-- begin --
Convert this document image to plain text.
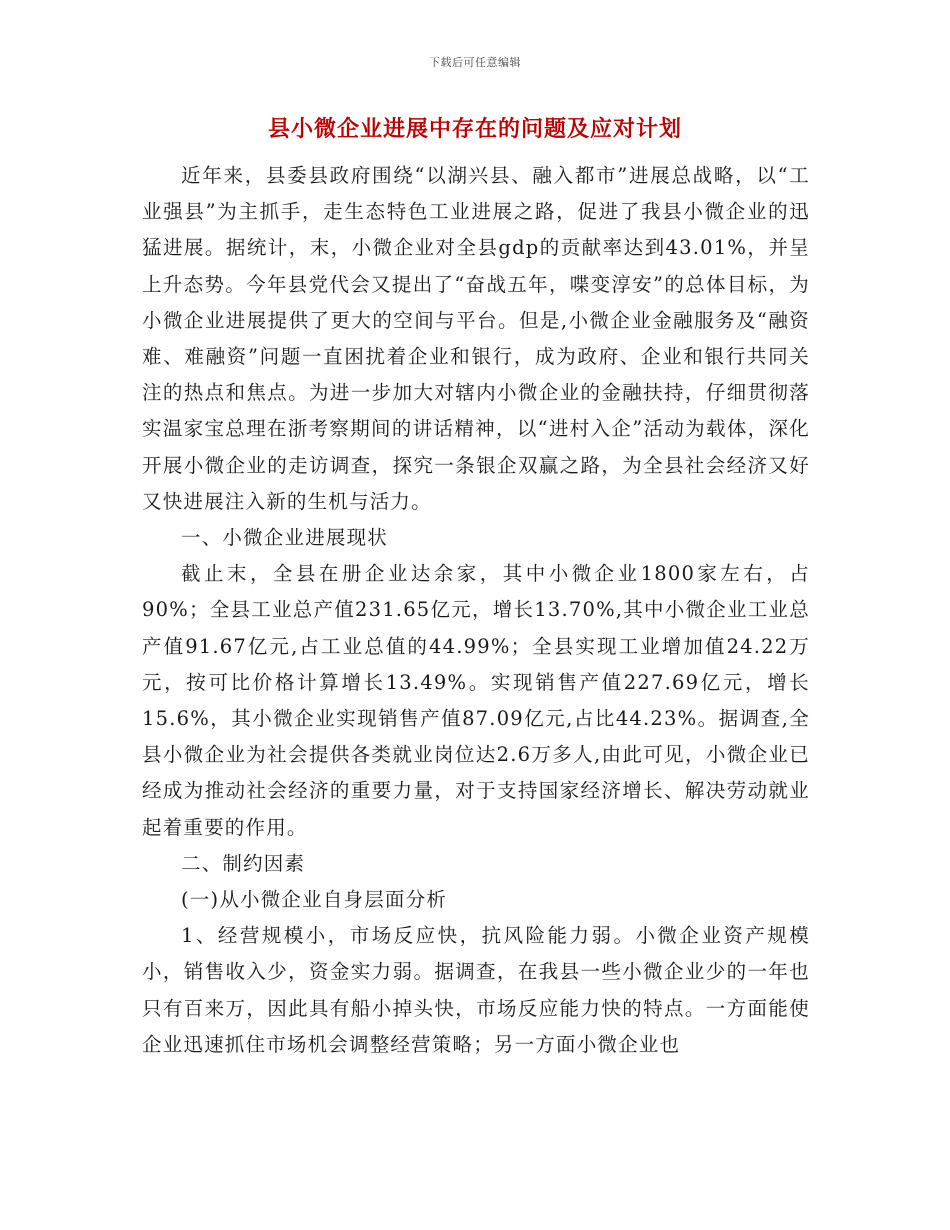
下载后可任意编辑
县小微企业进展中存在的问题及应对计划

近年来，县委县政府围绕“以湖兴县、融入都市”进展总战略，以“工业强县”为主抓手，走生态特色工业进展之路，促进了我县小微企业的迅猛进展。据统计，末，小微企业对全县gdp的贡献率达到43.01%，并呈上升态势。今年县党代会又提出了“奋战五年，喋变淳安”的总体目标，为小微企业进展提供了更大的空间与平台。但是,小微企业金融服务及“融资难、难融资”问题一直困扰着企业和银行，成为政府、企业和银行共同关注的热点和焦点。为进一步加大对辖内小微企业的金融扶持，仔细贯彻落实温家宝总理在浙考察期间的讲话精神，以“进村入企”活动为载体，深化开展小微企业的走访调查，探究一条银企双赢之路，为全县社会经济又好又快进展注入新的生机与活力。

一、小微企业进展现状

截止末，全县在册企业达余家，其中小微企业1800家左右，占90%；全县工业总产值231.65亿元，增长13.70%,其中小微企业工业总产值91.67亿元,占工业总值的44.99%；全县实现工业增加值24.22万元，按可比价格计算增长13.49%。实现销售产值227.69亿元，增长15.6%，其小微企业实现销售产值87.09亿元,占比44.23%。据调查,全县小微企业为社会提供各类就业岗位达2.6万多人,由此可见，小微企业已经成为推动社会经济的重要力量，对于支持国家经济增长、解决劳动就业起着重要的作用。

二、制约因素

(一)从小微企业自身层面分析

1、经营规模小，市场反应快，抗风险能力弱。小微企业资产规模小，销售收入少，资金实力弱。据调查，在我县一些小微企业少的一年也只有百来万，因此具有船小掉头快，市场反应能力快的特点。一方面能使企业迅速抓住市场机会调整经营策略；另一方面小微企业也
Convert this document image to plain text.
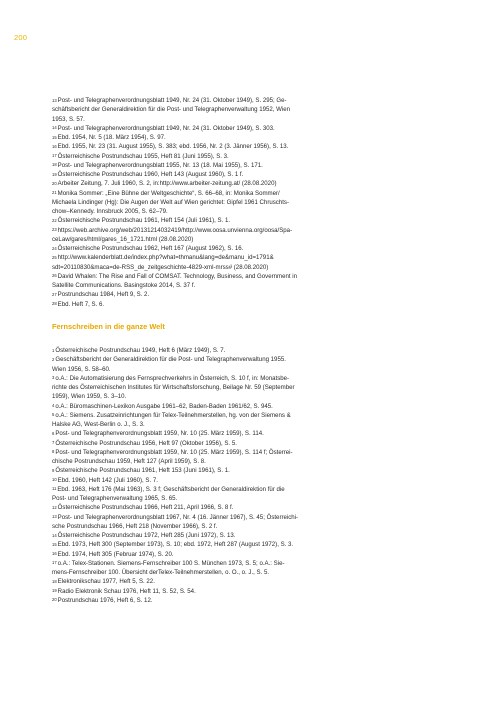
200

$^{13}$Post- und Telegraphenverordnungsblatt 1949, Nr. 24 (31. Oktober 1949), S. 295; Ge-

schäftsbericht der Generaldirektion für die Post- und Telegraphenverwaltung 1952, Wien

1953, S. 57.

$^{14}$Post- und Telegraphenverordnungsblatt 1949, Nr. 24 (31. Oktober 1949), S. 303.

$^{15}$Ebd. 1954, Nr. 5 (18. März 1954), S. 97.

$^{16}$Ebd. 1955, Nr. 23 (31. August 1955), S. 383; ebd. 1956, Nr. 2 (3. Jänner 1956), S. 13.

$^{17}$Österreichische Postrundschau 1955, Heft 81 (Juni 1955), S. 3.

$^{18}$Post- und Telegraphenverordnungsblatt 1955, Nr. 13 (18. Mai 1955), S. 171.

$^{19}$Österreichische Postrundschau 1960, Heft 143 (August 1960), S. 1 f.

$^{20}$Arbeiter Zeitung, 7. Juli 1960, S. 2, in:http://www.arbeiter-zeitung.at/ (28.08.2020)

$^{21}$Monika Sommer: „Eine Bühne der Weltgeschichte“, S. 66–68, in: Monika Sommer/

Michaela Lindinger (Hg): Die Augen der Welt auf Wien gerichtet: Gipfel 1961 Chruschts-

chow–Kennedy. Innsbruck 2005, S. 62–79.

$^{22}$Österreichische Postrundschau 1961, Heft 154 (Juli 1961), S. 1.

$^{23}$https://web.archive.org/web/20131214032419/http://www.oosa.unvienna.org/oosa/Spa-

ceLaw/gares/html/gares_16_1721.html (28.08.2020)

$^{24}$Österreichische Postrundschau 1962, Heft 167 (August 1962), S. 16.

$^{25}$http://www.kalenderblatt.de/index.php?what=thmanu&lang=de&manu_id=1791&

sdt=20110830&maca=de-RSS_de_zeitgeschichte-4829-xml-mrss# (28.08.2020)

$^{26}$David Whalen: The Rise and Fall of COMSAT. Technology, Business, and Government in

Satellite Communications. Basingstoke 2014, S. 37 f.

$^{27}$Postrundschau 1984, Heft 9, S. 2.

$^{28}$Ebd. Heft 7, S. 6.

Fernschreiben in die ganze Welt

$^1$Österreichische Postrundschau 1949, Heft 6 (März 1949), S. 7.

$^2$Geschäftsbericht der Generaldirektion für die Post- und Telegraphenverwaltung 1955.

Wien 1956, S. 58–60.

$^3$o.A.: Die Automatisierung des Fernsprechverkehrs in Österreich, S. 10 f, in: Monatsbe-

richte des Österreichischen Institutes für Wirtschaftsforschung, Beilage Nr. 59 (September

1959), Wien 1959, S. 3–10.

$^4$o.A.: Büromaschinen-Lexikon Ausgabe 1961–62, Baden-Baden 1961/62, S. 945.

$^5$o.A.: Siemens. Zusatzeinrichtungen für Telex-Teilnehmerstellen, hg. von der Siemens &

Halske AG, West-Berlin o. J., S. 3.

$^6$Post- und Telegraphenverordnungsblatt 1959, Nr. 10 (25. März 1959), S. 114.

$^7$Österreichische Postrundschau 1956, Heft 97 (Oktober 1956), S. 5.

$^8$Post- und Telegraphenverordnungsblatt 1959, Nr. 10 (25. März 1959), S. 114 f; Österrei-

chische Postrundschau 1959, Heft 127 (April 1959), S. 8.

$^9$Österreichische Postrundschau 1961, Heft 153 (Juni 1961), S. 1.

$^{10}$Ebd. 1960, Heft 142 (Juli 1960), S. 7.

$^{11}$Ebd. 1963, Heft 176 (Mai 1963), S. 3 f; Geschäftsbericht der Generaldirektion für die

Post- und Telegraphenverwaltung 1965, S. 65.

$^{12}$Österreichische Postrundschau 1966, Heft 211, April 1966, S. 8 f.

$^{13}$Post- und Telegraphenverordnungsblatt 1967, Nr. 4 (16. Jänner 1967), S. 45; Österreichi-

sche Postrundschau 1966, Heft 218 (November 1966), S. 2 f.

$^{14}$Österreichische Postrundschau 1972, Heft 285 (Juni 1972), S. 13.

$^{15}$Ebd. 1973, Heft 300 (September 1973), S. 10; ebd. 1972, Heft 287 (August 1972), S. 3.

$^{16}$Ebd. 1974, Heft 305 (Februar 1974), S. 20.

$^{17}$o.A.: Telex-Stationen. Siemens-Fernschreiber 100 S. München 1973, S. 5; o.A.: Sie-

mens-Fernschreiber 100. Übersicht derTelex-Teilnehmerstellen, o. O., o. J., S. 5.

$^{18}$Elektronikschau 1977, Heft 5, S. 22.

$^{19}$Radio Elektronik Schau 1976, Heft 11, S. 52, S. 54.

$^{20}$Postrundschau 1976, Heft 6, S. 12.
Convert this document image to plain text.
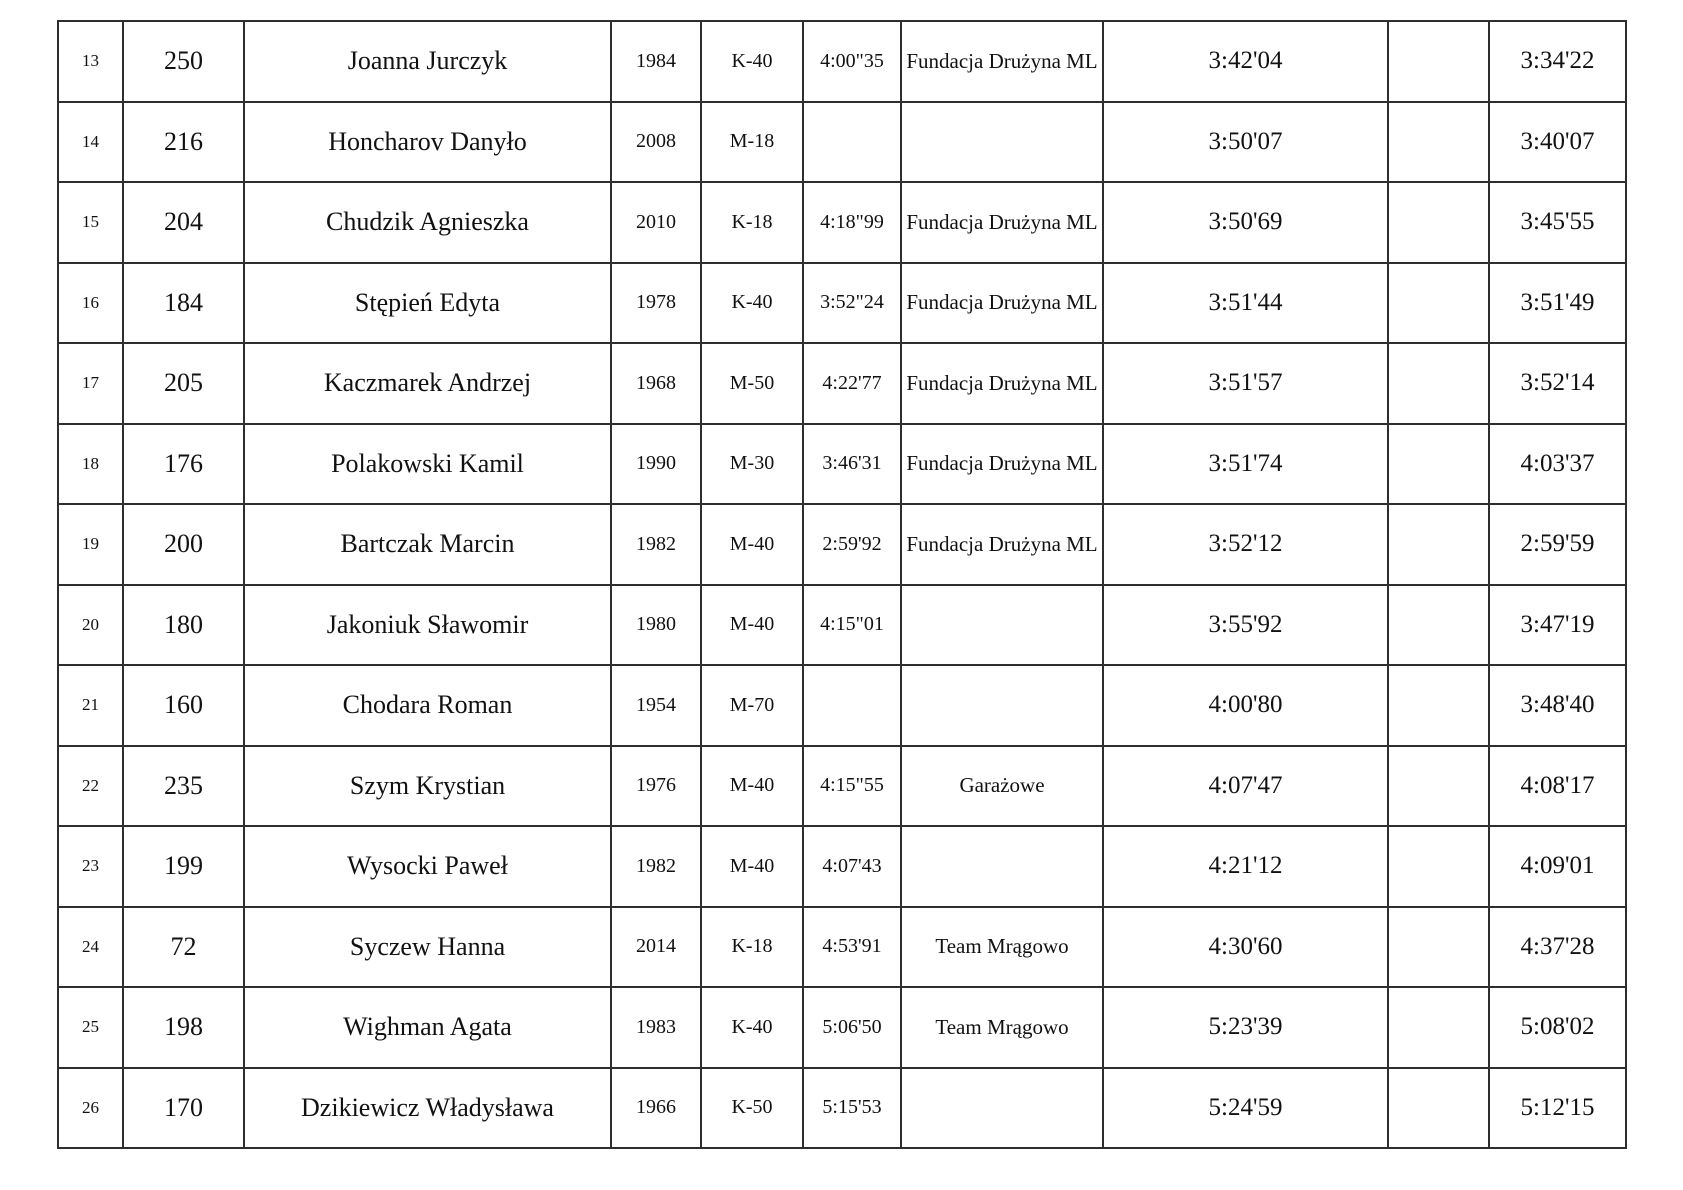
13	250	Joanna Jurczyk	1984	K-40	4:00"35	Fundacja Drużyna ML	3:42'04		3:34'22
14	216	Honcharov Danyło	2008	M-18			3:50'07		3:40'07
15	204	Chudzik Agnieszka	2010	K-18	4:18"99	Fundacja Drużyna ML	3:50'69		3:45'55
16	184	Stępień Edyta	1978	K-40	3:52"24	Fundacja Drużyna ML	3:51'44		3:51'49
17	205	Kaczmarek Andrzej	1968	M-50	4:22'77	Fundacja Drużyna ML	3:51'57		3:52'14
18	176	Polakowski Kamil	1990	M-30	3:46'31	Fundacja Drużyna ML	3:51'74		4:03'37
19	200	Bartczak Marcin	1982	M-40	2:59'92	Fundacja Drużyna ML	3:52'12		2:59'59
20	180	Jakoniuk Sławomir	1980	M-40	4:15"01		3:55'92		3:47'19
21	160	Chodara Roman	1954	M-70			4:00'80		3:48'40
22	235	Szym Krystian	1976	M-40	4:15"55	Garażowe	4:07'47		4:08'17
23	199	Wysocki Paweł	1982	M-40	4:07'43		4:21'12		4:09'01
24	72	Syczew Hanna	2014	K-18	4:53'91	Team Mrągowo	4:30'60		4:37'28
25	198	Wighman Agata	1983	K-40	5:06'50	Team Mrągowo	5:23'39		5:08'02
26	170	Dzikiewicz Władysława	1966	K-50	5:15'53		5:24'59		5:12'15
-- end --
### Set problem
Using the listing above, pick out each line that contains the word "Team", then copy it.

### Answer to this task
24	72	Syczew Hanna	2014	K-18	4:53'91	Team Mrągowo	4:30'60		4:37'28
25	198	Wighman Agata	1983	K-40	5:06'50	Team Mrągowo	5:23'39		5:08'02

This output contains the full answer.